== AUFGABEN ==
• 1. Kopiere aus dem Text über die Linden in Pirna alles von „Pirna. Großes Grün“ bis hinunter zu „weniger sensibel zu.“.
• 2. Wie viele Winterlinden stehen laut dem Text über die Linden in Pirna beidseits der Breiten Straße?

Pirna. Großes Grün säumt die Breite Straße in Pirna. 40 Winterlinden stehen beidseits der Trasse, sie formen optisch eine Allee, im Sommer spendet dichtes Blattwerk Schatten, seit etwa 30 Jahren schon. Doch nun ist zu befürchten, dass einige der Linden den nächsten Sommer nicht überleben könnten. Die Ursache für das nahende Unheil kommt aus dem Untergrund. Bei den Arbeiten für den neuen Abwasserkanal im Gehwegbereich der Breiten Straße schützt die Baufirma zwar die Stämme der Bäume mit Brettern, damit keine Rinde abgeschabt wird. In der Tiefe geht es aber weitaus weniger sensibel zu.

== GESPEICHERTE ZEILEN ==
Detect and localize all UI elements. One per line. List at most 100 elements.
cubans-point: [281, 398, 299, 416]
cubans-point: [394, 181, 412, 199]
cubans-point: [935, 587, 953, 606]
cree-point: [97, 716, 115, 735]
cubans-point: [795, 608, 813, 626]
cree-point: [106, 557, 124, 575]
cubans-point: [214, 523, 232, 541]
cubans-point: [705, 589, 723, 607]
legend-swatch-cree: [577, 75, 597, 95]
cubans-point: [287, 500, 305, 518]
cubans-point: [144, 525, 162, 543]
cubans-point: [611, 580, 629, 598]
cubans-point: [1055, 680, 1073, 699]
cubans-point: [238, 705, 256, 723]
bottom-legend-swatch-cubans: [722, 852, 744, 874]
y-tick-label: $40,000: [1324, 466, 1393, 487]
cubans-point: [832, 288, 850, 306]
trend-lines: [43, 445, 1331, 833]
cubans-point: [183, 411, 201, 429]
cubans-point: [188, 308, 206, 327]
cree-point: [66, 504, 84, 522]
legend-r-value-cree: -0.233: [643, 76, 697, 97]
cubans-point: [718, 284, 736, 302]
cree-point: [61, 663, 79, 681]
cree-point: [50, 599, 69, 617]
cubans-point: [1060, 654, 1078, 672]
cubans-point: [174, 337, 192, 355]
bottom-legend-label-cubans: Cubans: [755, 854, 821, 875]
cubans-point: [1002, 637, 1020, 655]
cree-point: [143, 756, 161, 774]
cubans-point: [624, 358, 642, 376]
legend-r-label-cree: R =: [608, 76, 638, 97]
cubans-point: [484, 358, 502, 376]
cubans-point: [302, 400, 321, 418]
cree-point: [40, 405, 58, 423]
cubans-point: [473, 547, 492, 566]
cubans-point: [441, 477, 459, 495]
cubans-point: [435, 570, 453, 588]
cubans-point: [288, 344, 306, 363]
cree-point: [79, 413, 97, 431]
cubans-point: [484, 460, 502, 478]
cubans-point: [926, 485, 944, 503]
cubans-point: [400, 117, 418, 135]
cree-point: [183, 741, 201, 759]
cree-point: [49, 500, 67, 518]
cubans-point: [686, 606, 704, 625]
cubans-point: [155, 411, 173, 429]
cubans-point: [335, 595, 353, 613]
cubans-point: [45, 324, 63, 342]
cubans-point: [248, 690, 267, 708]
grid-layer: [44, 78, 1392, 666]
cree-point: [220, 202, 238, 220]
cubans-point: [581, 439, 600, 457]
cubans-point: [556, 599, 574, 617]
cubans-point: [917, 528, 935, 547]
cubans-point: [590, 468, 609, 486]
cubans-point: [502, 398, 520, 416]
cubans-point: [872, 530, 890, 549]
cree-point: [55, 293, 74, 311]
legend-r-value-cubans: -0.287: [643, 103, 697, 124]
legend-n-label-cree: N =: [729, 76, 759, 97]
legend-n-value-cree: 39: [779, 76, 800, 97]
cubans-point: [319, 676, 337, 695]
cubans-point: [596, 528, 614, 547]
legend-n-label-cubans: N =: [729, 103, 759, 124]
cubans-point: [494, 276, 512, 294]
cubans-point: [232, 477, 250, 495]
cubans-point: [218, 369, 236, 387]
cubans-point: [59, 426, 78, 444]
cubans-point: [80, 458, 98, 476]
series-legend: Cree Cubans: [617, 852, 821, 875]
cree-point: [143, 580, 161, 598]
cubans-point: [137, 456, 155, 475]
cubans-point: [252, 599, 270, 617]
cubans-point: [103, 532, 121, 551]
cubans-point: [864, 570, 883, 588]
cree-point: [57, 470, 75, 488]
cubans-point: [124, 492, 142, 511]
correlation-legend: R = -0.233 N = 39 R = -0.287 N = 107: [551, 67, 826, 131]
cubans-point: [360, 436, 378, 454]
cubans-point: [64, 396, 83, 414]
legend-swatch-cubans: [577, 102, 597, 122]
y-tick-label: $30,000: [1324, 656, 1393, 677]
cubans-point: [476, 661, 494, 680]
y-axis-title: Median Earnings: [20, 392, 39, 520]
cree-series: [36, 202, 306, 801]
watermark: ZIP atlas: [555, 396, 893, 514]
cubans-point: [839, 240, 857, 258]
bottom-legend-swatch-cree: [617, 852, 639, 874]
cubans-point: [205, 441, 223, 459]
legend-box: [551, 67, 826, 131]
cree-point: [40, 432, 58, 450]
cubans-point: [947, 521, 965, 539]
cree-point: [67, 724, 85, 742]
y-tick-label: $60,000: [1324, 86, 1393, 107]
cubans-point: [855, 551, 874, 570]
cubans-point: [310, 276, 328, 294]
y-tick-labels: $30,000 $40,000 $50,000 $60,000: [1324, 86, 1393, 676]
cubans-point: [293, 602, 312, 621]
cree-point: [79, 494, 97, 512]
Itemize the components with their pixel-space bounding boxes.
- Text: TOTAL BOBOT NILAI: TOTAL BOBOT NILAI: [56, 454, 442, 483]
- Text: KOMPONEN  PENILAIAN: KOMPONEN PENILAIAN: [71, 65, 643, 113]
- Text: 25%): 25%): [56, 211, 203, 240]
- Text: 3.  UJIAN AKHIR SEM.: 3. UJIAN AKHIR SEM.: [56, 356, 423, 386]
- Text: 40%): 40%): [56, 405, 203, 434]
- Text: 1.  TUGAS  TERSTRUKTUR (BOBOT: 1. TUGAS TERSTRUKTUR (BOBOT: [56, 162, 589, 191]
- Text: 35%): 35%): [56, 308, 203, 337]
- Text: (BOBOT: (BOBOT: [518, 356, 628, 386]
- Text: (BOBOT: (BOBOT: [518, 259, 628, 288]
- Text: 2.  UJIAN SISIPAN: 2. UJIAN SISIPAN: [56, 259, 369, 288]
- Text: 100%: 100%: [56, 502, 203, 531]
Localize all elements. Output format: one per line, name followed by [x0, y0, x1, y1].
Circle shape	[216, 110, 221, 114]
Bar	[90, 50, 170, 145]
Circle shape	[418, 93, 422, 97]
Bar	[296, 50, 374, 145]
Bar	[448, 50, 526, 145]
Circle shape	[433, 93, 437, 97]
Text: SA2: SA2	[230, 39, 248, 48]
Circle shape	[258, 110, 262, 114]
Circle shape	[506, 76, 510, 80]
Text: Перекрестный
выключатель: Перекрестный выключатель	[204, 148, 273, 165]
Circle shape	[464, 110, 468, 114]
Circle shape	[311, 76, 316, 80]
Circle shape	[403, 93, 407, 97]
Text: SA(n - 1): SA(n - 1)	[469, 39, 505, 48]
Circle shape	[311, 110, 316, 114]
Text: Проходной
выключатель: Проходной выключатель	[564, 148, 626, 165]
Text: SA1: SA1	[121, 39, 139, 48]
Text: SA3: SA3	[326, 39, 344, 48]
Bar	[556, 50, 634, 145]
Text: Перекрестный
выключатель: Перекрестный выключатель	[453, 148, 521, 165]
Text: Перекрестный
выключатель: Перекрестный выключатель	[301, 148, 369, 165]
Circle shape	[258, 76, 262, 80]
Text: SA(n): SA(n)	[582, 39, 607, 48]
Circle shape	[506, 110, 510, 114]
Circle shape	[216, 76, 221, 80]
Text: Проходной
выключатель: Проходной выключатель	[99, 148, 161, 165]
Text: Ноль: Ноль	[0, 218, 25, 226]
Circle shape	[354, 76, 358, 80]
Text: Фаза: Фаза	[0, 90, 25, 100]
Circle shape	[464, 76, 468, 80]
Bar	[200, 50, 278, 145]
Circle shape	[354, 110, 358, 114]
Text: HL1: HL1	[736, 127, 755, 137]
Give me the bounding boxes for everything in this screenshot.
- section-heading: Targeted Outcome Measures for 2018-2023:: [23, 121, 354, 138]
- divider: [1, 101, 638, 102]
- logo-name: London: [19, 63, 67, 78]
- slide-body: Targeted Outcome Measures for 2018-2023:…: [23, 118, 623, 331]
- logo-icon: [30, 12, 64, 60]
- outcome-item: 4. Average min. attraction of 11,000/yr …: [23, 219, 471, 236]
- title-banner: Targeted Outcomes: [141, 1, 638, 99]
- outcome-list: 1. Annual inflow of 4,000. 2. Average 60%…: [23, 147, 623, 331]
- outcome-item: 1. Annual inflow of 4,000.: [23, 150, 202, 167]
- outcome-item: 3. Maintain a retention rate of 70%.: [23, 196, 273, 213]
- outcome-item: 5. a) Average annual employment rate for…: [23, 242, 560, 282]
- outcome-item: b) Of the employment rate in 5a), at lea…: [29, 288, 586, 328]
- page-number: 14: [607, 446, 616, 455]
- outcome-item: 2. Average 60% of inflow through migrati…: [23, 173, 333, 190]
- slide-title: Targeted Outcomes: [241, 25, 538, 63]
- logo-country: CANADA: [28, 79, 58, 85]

== LÖSUNGEN ==
• 1.
Pirna. Großes Grün säumt die Breite Straße in Pirna. 40 Winterlinden stehen beidseits der Trasse, sie formen optisch eine Allee, im Sommer spendet dichtes Blattwerk Schatten, seit etwa 30 Jahren schon. Doch nun ist zu befürchten, dass einige der Linden den nächsten Sommer nicht überleben könnten. Die Ursache für das nahende Unheil kommt aus dem Untergrund. Bei den Arbeiten für den neuen Abwasserkanal im Gehwegbereich der Breiten Straße schützt die Baufirma zwar die Stämme der Bäume mit Brettern, damit keine Rinde abgeschabt wird. In der Tiefe geht es aber weitaus weniger sensibel zu.

• 2. Es stehen 40 Winterlinden beidseits der Breiten Straße.